-- Start --

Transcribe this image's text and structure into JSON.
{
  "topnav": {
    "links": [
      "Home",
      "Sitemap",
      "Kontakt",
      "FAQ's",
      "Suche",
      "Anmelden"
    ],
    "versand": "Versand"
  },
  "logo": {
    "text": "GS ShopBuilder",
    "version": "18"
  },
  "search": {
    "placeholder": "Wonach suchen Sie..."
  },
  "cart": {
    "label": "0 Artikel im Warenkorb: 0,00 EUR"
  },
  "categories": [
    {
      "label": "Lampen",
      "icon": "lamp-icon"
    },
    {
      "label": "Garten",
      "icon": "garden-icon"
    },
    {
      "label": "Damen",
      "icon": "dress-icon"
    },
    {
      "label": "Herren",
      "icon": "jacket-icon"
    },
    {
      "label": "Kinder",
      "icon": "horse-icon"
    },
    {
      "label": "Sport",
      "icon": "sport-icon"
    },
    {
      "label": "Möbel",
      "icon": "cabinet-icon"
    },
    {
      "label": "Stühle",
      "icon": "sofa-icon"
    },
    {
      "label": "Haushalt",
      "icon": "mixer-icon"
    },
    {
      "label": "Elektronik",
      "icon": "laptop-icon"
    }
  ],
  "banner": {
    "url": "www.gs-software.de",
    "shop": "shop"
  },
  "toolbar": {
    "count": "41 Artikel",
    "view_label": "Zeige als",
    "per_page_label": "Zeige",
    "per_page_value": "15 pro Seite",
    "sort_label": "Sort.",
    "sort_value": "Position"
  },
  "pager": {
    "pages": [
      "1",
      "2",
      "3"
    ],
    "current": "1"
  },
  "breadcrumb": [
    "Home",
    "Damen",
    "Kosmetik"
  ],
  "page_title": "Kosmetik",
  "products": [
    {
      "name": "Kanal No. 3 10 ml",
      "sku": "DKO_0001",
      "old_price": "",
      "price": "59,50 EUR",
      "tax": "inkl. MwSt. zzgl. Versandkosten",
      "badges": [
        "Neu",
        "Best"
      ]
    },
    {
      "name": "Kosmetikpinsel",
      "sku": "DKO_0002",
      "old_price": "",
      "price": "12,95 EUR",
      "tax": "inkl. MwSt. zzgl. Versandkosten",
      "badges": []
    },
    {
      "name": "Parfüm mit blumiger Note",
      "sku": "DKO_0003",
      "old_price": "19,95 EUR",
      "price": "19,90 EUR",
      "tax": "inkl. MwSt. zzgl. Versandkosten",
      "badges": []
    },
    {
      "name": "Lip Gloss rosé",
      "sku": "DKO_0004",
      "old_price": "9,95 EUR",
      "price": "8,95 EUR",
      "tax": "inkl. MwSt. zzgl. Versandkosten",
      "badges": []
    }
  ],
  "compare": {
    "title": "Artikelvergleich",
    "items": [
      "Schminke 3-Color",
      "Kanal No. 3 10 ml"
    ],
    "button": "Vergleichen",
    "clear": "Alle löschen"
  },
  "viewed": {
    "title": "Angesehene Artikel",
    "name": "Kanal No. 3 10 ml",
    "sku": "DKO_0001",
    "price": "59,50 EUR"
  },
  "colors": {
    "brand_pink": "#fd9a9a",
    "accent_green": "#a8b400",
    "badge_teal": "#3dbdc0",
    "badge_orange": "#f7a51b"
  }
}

-- End --

**Work to complete**
Extract all the entries word for word.

**Output of the exercise**
Transcribe this image's text and structure into JSON.
{
  "topnav": {
    "links": [
      "Home",
      "Sitemap",
      "Kontakt",
      "FAQ's",
      "Suche",
      "Anmelden"
    ],
    "versand": "Versand"
  },
  "logo": {
    "text": "GS ShopBuilder",
    "version": "18"
  },
  "search": {
    "placeholder": "Wonach suchen Sie..."
  },
  "cart": {
    "label": "0 Artikel im Warenkorb: 0,00 EUR"
  },
  "categories": [
    {
      "label": "Lampen",
      "icon": "lamp-icon"
    },
    {
      "label": "Garten",
      "icon": "garden-icon"
    },
    {
      "label": "Damen",
      "icon": "dress-icon"
    },
    {
      "label": "Herren",
      "icon": "jacket-icon"
    },
    {
      "label": "Kinder",
      "icon": "horse-icon"
    },
    {
      "label": "Sport",
      "icon": "sport-icon"
    },
    {
      "label": "Möbel",
      "icon": "cabinet-icon"
    },
    {
      "label": "Stühle",
      "icon": "sofa-icon"
    },
    {
      "label": "Haushalt",
      "icon": "mixer-icon"
    },
    {
      "label": "Elektronik",
      "icon": "laptop-icon"
    }
  ],
  "banner": {
    "url": "www.gs-software.de",
    "shop": "shop"
  },
  "toolbar": {
    "count": "41 Artikel",
    "view_label": "Zeige als",
    "per_page_label": "Zeige",
    "per_page_value": "15 pro Seite",
    "sort_label": "Sort.",
    "sort_value": "Position"
  },
  "pager": {
    "pages": [
      "1",
      "2",
      "3"
    ],
    "current": "1"
  },
  "breadcrumb": [
    "Home",
    "Damen",
    "Kosmetik"
  ],
  "page_title": "Kosmetik",
  "products": [
    {
      "name": "Kanal No. 3 10 ml",
      "sku": "DKO_0001",
      "old_price": "",
      "price": "59,50 EUR",
      "tax": "inkl. MwSt. zzgl. Versandkosten",
      "badges": [
        "Neu",
        "Best"
      ]
    },
    {
      "name": "Kosmetikpinsel",
      "sku": "DKO_0002",
      "old_price": "",
      "price": "12,95 EUR",
      "tax": "inkl. MwSt. zzgl. Versandkosten",
      "badges": []
    },
    {
      "name": "Parfüm mit blumiger Note",
      "sku": "DKO_0003",
      "old_price": "19,95 EUR",
      "price": "19,90 EUR",
      "tax": "inkl. MwSt. zzgl. Versandkosten",
      "badges": []
    },
    {
      "name": "Lip Gloss rosé",
      "sku": "DKO_0004",
      "old_price": "9,95 EUR",
      "price": "8,95 EUR",
      "tax": "inkl. MwSt. zzgl. Versandkosten",
      "badges": []
    }
  ],
  "compare": {
    "title": "Artikelvergleich",
    "items": [
      "Schminke 3-Color",
      "Kanal No. 3 10 ml"
    ],
    "button": "Vergleichen",
    "clear": "Alle löschen"
  },
  "viewed": {
    "title": "Angesehene Artikel",
    "name": "Kanal No. 3 10 ml",
    "sku": "DKO_0001",
    "price": "59,50 EUR"
  },
  "colors": {
    "brand_pink": "#fd9a9a",
    "accent_green": "#a8b400",
    "badge_teal": "#3dbdc0",
    "badge_orange": "#f7a51b"
  }
}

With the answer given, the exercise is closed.